** START OF Entries provided **

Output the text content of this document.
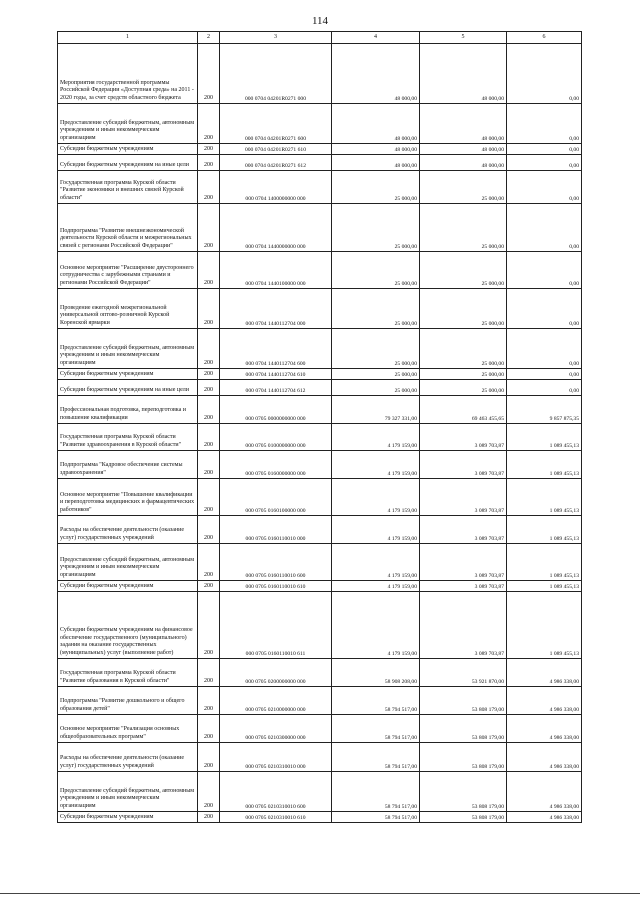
114
1	2	3	4	5	6
Мероприятия государственной программы Российской Федерации «Доступная среда» на 2011 - 2020 годы, за счет средств областного бюджета	200	000 0704 04201R0271 000	48 000,00	48 000,00	0,00
Предоставление субсидий бюджетным, автономным учреждениям и иным некоммерческим организациям	200	000 0704 04201R0271 600	48 000,00	48 000,00	0,00
Субсидии бюджетным учреждениям	200	000 0704 04201R0271 610	48 000,00	48 000,00	0,00
Субсидии бюджетным учреждениям на иные цели	200	000 0704 04201R0271 612	48 000,00	48 000,00	0,00
Государственная программа Курской области "Развитие экономики и внешних связей Курской области"	200	000 0704 1400000000 000	25 000,00	25 000,00	0,00
Подпрограмма "Развитие внешнеэкономической деятельности Курской области и межрегиональных связей с регионами Российской Федерации"	200	000 0704 1440000000 000	25 000,00	25 000,00	0,00
Основное мероприятие "Расширение двустороннего сотрудничества с зарубежными странами и регионами Российской Федерации"	200	000 0704 1440100000 000	25 000,00	25 000,00	0,00
Проведение ежегодной межрегиональной универсальной оптово-розничной Курской Коренской ярмарки	200	000 0704 1440112704 000	25 000,00	25 000,00	0,00
Предоставление субсидий бюджетным, автономным учреждениям и иным некоммерческим организациям	200	000 0704 1440112704 600	25 000,00	25 000,00	0,00
Субсидии бюджетным учреждениям	200	000 0704 1440112704 610	25 000,00	25 000,00	0,00
Субсидии бюджетным учреждениям на иные цели	200	000 0704 1440112704 612	25 000,00	25 000,00	0,00
Профессиональная подготовка, переподготовка и повышение квалификации	200	000 0705 0000000000 000	79 327 331,00	69 463 455,65	9 857 875,35
Государственная программа Курской области "Развитие здравоохранения в Курской области"	200	000 0705 0100000000 000	4 179 159,00	3 089 703,87	1 089 455,13
Подпрограмма "Кадровое обеспечение системы здравоохранения"	200	000 0705 0160000000 000	4 179 159,00	3 089 703,87	1 089 455,13
Основное мероприятие "Повышение квалификации и переподготовка медицинских и фармацевтических работников"	200	000 0705 0160100000 000	4 179 159,00	3 089 703,87	1 089 455,13
Расходы на обеспечение деятельности (оказание услуг) государственных учреждений	200	000 0705 0160110010 000	4 179 159,00	3 089 703,87	1 089 455,13
Предоставление субсидий бюджетным, автономным учреждениям и иным некоммерческим организациям	200	000 0705 0160110010 600	4 179 159,00	3 089 703,87	1 089 455,13
Субсидии бюджетным учреждениям	200	000 0705 0160110010 610	4 179 159,00	3 089 703,87	1 089 455,13
Субсидии бюджетным учреждениям на финансовое обеспечение государственного (муниципального) задания на оказание государственных (муниципальных) услуг (выполнение работ)	200	000 0705 0160110010 611	4 179 159,00	3 089 703,87	1 089 455,13
Государственная программа Курской области "Развитие образования в Курской области"	200	000 0705 0200000000 000	58 908 208,00	53 921 870,00	4 986 338,00
Подпрограмма "Развитие дошкольного и общего образования детей"	200	000 0705 0210000000 000	58 794 517,00	53 808 179,00	4 986 338,00
Основное мероприятие "Реализация основных общеобразовательных программ"	200	000 0705 0210300000 000	58 794 517,00	53 808 179,00	4 986 338,00
Расходы на обеспечение деятельности (оказание услуг) государственных учреждений	200	000 0705 0210310010 000	58 794 517,00	53 808 179,00	4 986 338,00
Предоставление субсидий бюджетным, автономным учреждениям и иным некоммерческим организациям	200	000 0705 0210310010 600	58 794 517,00	53 808 179,00	4 986 338,00
Субсидии бюджетным учреждениям	200	000 0705 0210310010 610	58 794 517,00	53 808 179,00	4 986 338,00
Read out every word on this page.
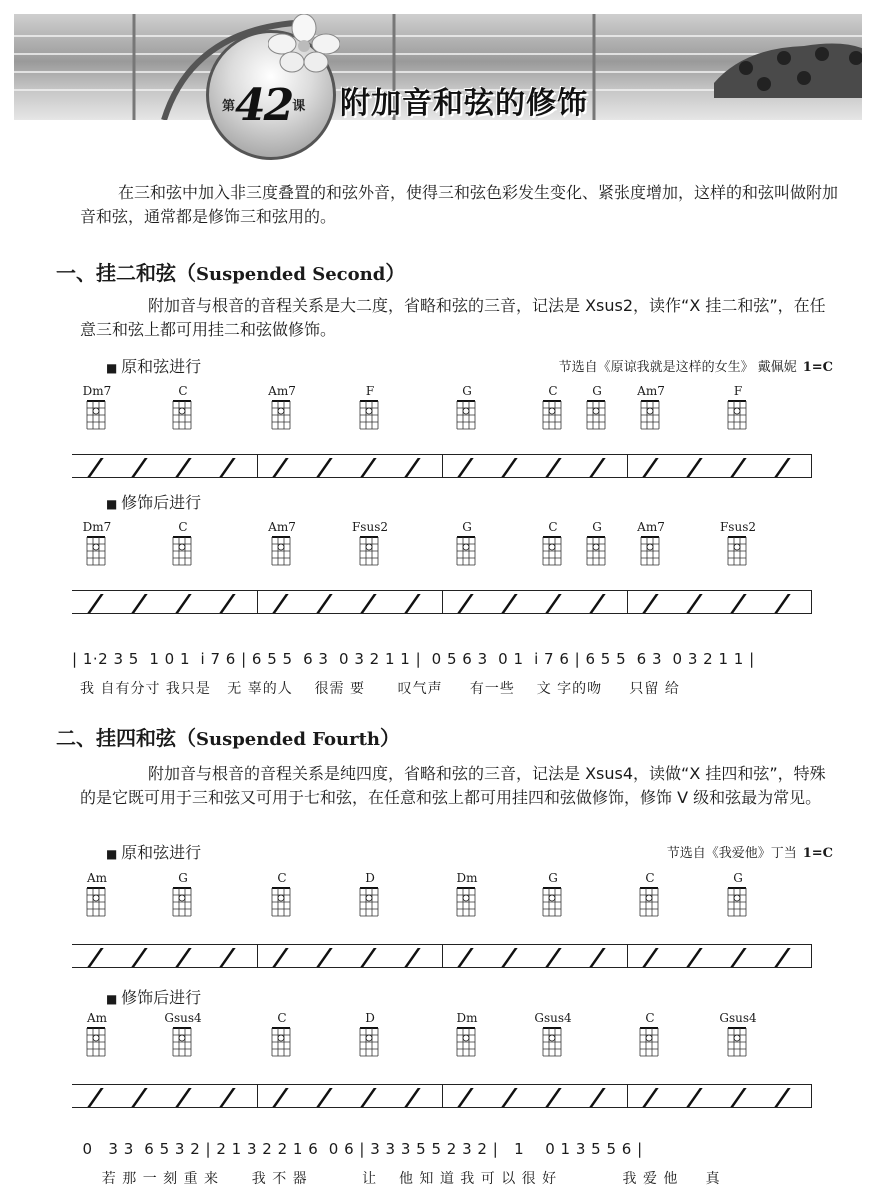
$^第42^课$ 附加音和弦的修饰

在三和弦中加入非三度叠置的和弦外音，使得三和弦色彩发生变化、紧张度增加，这样的和弦叫做附加音和弦，通常都是修饰三和弦用的。

一、挂二和弦（Suspended Second）

附加音与根音的音程关系是大二度，省略和弦的三音，记法是 Xsus2，读作“X 挂二和弦”，在任意三和弦上都可用挂二和弦做修饰。

■ 原和弦进行	节选自《原谅我就是这样的女生》 戴佩妮 1=C
Dm7	C	Am7	F	G	C	G	Am7	F
■ 修饰后进行
Dm7	C	Am7	Fsus2	G	C	G	Am7	Fsus2
| 1·2 3 5  1 0 1  i 7 6 | 6 5 5  6 3  0 3 2 1 1 |  0 5 6 3  0 1  i 7 6 | 6 5 5  6 3  0 3 2 1 1 |
我 自有分寸 我只是   无 辜的人    很需 要      叹气声     有一些    文 字的吻     只留 给
二、挂四和弦（Suspended Fourth）

附加音与根音的音程关系是纯四度，省略和弦的三音，记法是 Xsus4，读做“X 挂四和弦”，特殊的是它既可用于三和弦又可用于七和弦，在任意和弦上都可用挂四和弦做修饰，修饰 V 级和弦最为常见。

■ 原和弦进行	节选自《我爱他》丁当 1=C
Am	G	C	D	Dm	G	C	G
■ 修饰后进行
Am	Gsus4	C	D	Dm	Gsus4	C	Gsus4
0   3 3  6 5 3 2 | 2 1 3 2 2 1 6  0 6 | 3 3 3 5 5 2 3 2 |   1    0 1 3 5 5 6 |
若 那 一 刻 重 来      我 不 器          让    他 知 道 我 可 以 很 好            我 爱 他     真
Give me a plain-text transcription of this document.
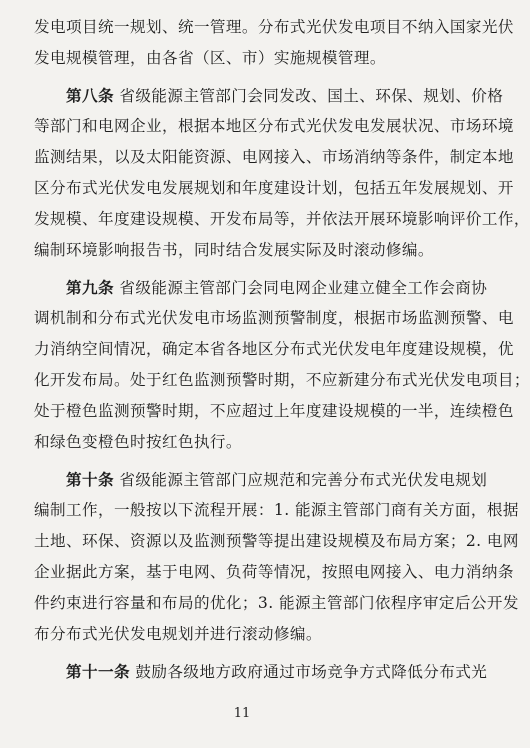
发电项目统一规划、统一管理。分布式光伏发电项目不纳入国家光伏
发电规模管理，由各省（区、市）实施规模管理。
第八条 省级能源主管部门会同发改、国土、环保、规划、价格
等部门和电网企业，根据本地区分布式光伏发电发展状况、市场环境
监测结果，以及太阳能资源、电网接入、市场消纳等条件，制定本地
区分布式光伏发电发展规划和年度建设计划，包括五年发展规划、开
发规模、年度建设规模、开发布局等，并依法开展环境影响评价工作，
编制环境影响报告书，同时结合发展实际及时滚动修编。
第九条 省级能源主管部门会同电网企业建立健全工作会商协
调机制和分布式光伏发电市场监测预警制度，根据市场监测预警、电
力消纳空间情况，确定本省各地区分布式光伏发电年度建设规模，优
化开发布局。处于红色监测预警时期，不应新建分布式光伏发电项目；
处于橙色监测预警时期，不应超过上年度建设规模的一半，连续橙色
和绿色变橙色时按红色执行。
第十条 省级能源主管部门应规范和完善分布式光伏发电规划
编制工作，一般按以下流程开展：1. 能源主管部门商有关方面，根据
土地、环保、资源以及监测预警等提出建设规模及布局方案；2. 电网
企业据此方案，基于电网、负荷等情况，按照电网接入、电力消纳条
件约束进行容量和布局的优化；3. 能源主管部门依程序审定后公开发
布分布式光伏发电规划并进行滚动修编。
第十一条 鼓励各级地方政府通过市场竞争方式降低分布式光
11
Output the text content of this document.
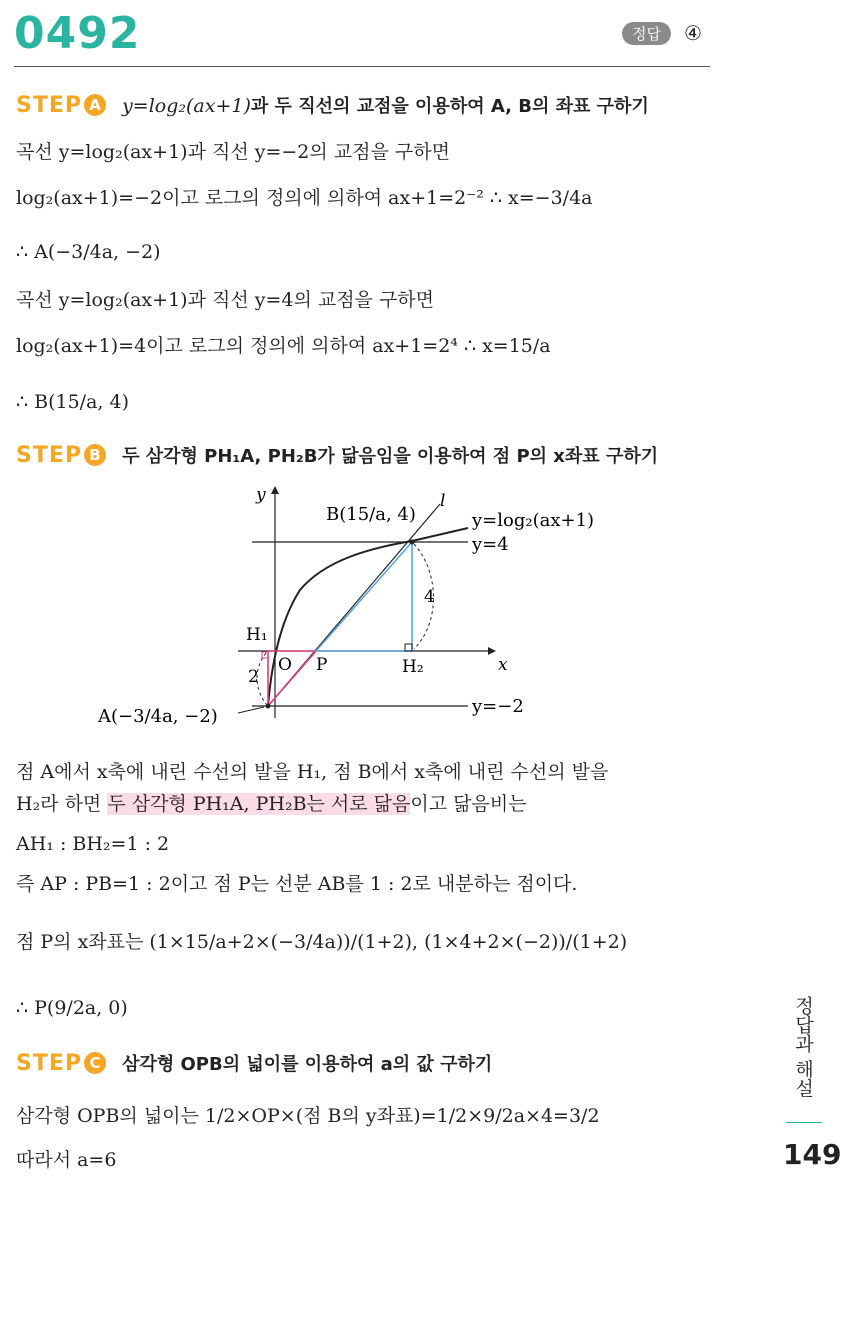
0492	정답	④
STEP A y=log₂(ax+1)과 두 직선의 교점을 이용하여 A, B의 좌표 구하기
곡선 y=log₂(ax+1)과 직선 y=−2의 교점을 구하면
log₂(ax+1)=−2이고 로그의 정의에 의하여 ax+1=2⁻² ∴ x=−3/4a
∴ A(−3/4a, −2)
곡선 y=log₂(ax+1)과 직선 y=4의 교점을 구하면
log₂(ax+1)=4이고 로그의 정의에 의하여 ax+1=2⁴ ∴ x=15/a
∴ B(15/a, 4)
STEP B 두 삼각형 PH₁A, PH₂B가 닮음임을 이용하여 점 P의 x좌표 구하기
y
x
B(15/a, 4)
l
y=log₂(ax+1)
y=4
4
H₁
O P	H₂
2
A(−3/4a, −2)	y=−2
점 A에서 x축에 내린 수선의 발을 H₁, 점 B에서 x축에 내린 수선의 발을
H₂라 하면 두 삼각형 PH₁A, PH₂B는 서로 닮음이고 닮음비는
AH₁ : BH₂=1 : 2
즉 AP : PB=1 : 2이고 점 P는 선분 AB를 1 : 2로 내분하는 점이다.
점 P의 x좌표는 (1×15/a+2×(−3/4a))/(1+2), (1×4+2×(−2))/(1+2)
∴ P(9/2a, 0)
STEP C 삼각형 OPB의 넓이를 이용하여 a의 값 구하기
삼각형 OPB의 넓이는 1/2×OP×(점 B의 y좌표)=1/2×9/2a×4=3/2
따라서 a=6
정답과 해설
149
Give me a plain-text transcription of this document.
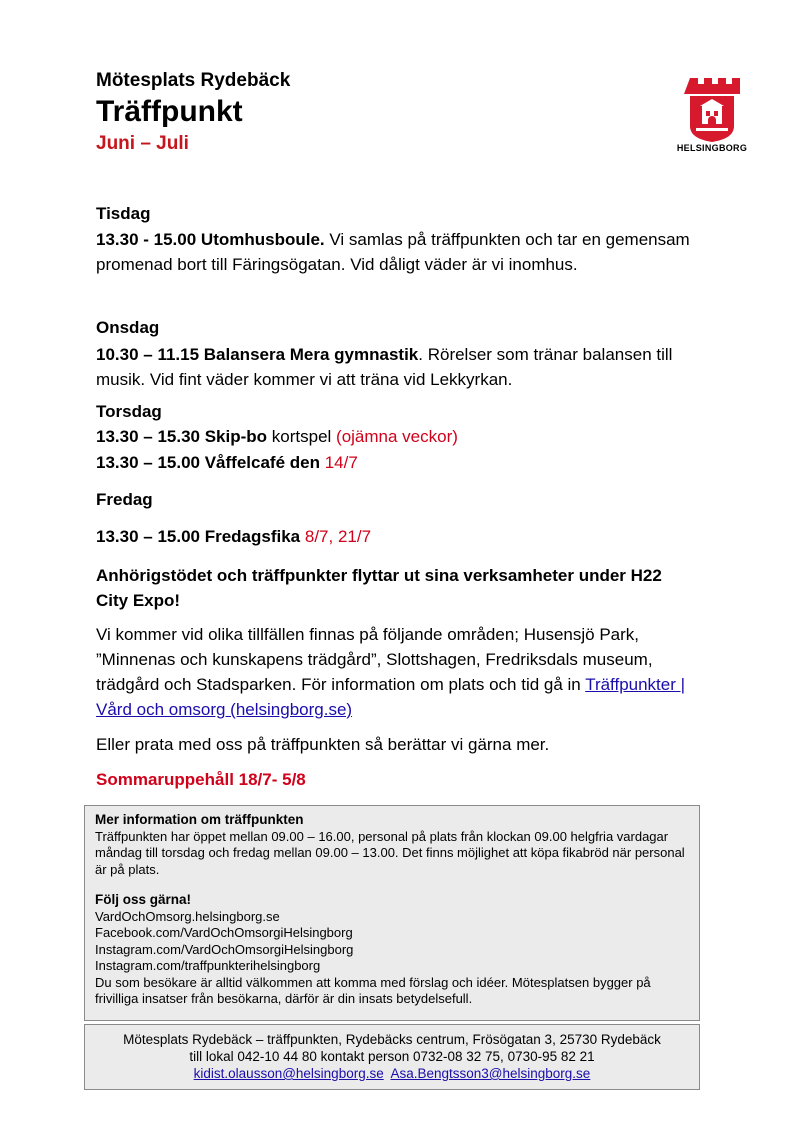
Mötesplats Rydebäck
Träffpunkt
Juni – Juli	HELSINGBORG
Tisdag
13.30 - 15.00 Utomhusboule. Vi samlas på träffpunkten och tar en gemensam promenad bort till Färingsögatan. Vid dåligt väder är vi inomhus.
Onsdag
10.30 – 11.15 Balansera Mera gymnastik. Rörelser som tränar balansen till musik. Vid fint väder kommer vi att träna vid Lekkyrkan.
Torsdag
13.30 – 15.30 Skip-bo kortspel (ojämna veckor)
13.30 – 15.00 Våffelcafé den 14/7
Fredag
13.30 – 15.00 Fredagsfika 8/7, 21/7
Anhörigstödet och träffpunkter flyttar ut sina verksamheter under H22 City Expo!
Vi kommer vid olika tillfällen finnas på följande områden; Husensjö Park, ”Minnenas och kunskapens trädgård”, Slottshagen, Fredriksdals museum, trädgård och Stadsparken. För information om plats och tid gå in Träffpunkter | Vård och omsorg (helsingborg.se)
Eller prata med oss på träffpunkten så berättar vi gärna mer.
Sommaruppehåll 18/7- 5/8
Mer information om träffpunkten
Träffpunkten har öppet mellan 09.00 – 16.00, personal på plats från klockan 09.00 helgfria vardagar måndag till torsdag och fredag mellan 09.00 – 13.00. Det finns möjlighet att köpa fikabröd när personal är på plats.
Följ oss gärna!
VardOchOmsorg.helsingborg.se
Facebook.com/VardOchOmsorgiHelsingborg
Instagram.com/VardOchOmsorgiHelsingborg
Instagram.com/traffpunkterihelsingborg
Du som besökare är alltid välkommen att komma med förslag och idéer. Mötesplatsen bygger på frivilliga insatser från besökarna, därför är din insats betydelsefull.
Mötesplats Rydebäck – träffpunkten, Rydebäcks centrum, Frösögatan 3, 25730 Rydebäck
till lokal 042-10 44 80 kontakt person 0732-08 32 75, 0730-95 82 21
kidist.olausson@helsingborg.se Asa.Bengtsson3@helsingborg.se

** END OF Entries provided **

* **Objective**
Extract every line above containing the word "väder".

* **Answer in full**
13.30 - 15.00 Utomhusboule. Vi samlas på träffpunkten och tar en gemensam promenad bort till Färingsögatan. Vid dåligt väder är vi inomhus.
10.30 – 11.15 Balansera Mera gymnastik. Rörelser som tränar balansen till musik. Vid fint väder kommer vi att träna vid Lekkyrkan.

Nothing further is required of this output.